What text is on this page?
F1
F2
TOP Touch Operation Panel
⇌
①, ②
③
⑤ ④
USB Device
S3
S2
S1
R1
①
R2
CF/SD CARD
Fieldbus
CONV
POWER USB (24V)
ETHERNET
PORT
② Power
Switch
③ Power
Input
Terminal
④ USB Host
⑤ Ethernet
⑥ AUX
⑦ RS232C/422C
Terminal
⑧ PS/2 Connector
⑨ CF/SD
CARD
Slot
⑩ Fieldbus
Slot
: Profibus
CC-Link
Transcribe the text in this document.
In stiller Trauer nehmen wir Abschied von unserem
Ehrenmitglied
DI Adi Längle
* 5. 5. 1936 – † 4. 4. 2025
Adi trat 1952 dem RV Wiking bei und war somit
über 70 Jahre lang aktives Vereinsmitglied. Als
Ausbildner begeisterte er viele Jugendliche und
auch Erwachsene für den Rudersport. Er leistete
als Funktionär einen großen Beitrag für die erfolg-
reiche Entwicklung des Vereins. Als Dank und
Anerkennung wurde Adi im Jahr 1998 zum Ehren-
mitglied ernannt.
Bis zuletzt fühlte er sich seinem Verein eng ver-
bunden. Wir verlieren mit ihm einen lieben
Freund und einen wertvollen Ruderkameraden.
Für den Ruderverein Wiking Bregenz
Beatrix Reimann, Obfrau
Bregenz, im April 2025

----------

STATED PROBLEM: Show every line in the records above that contains the word "this".

THE RESPONSE:
What text is on this page?
Transcribe the text in this document.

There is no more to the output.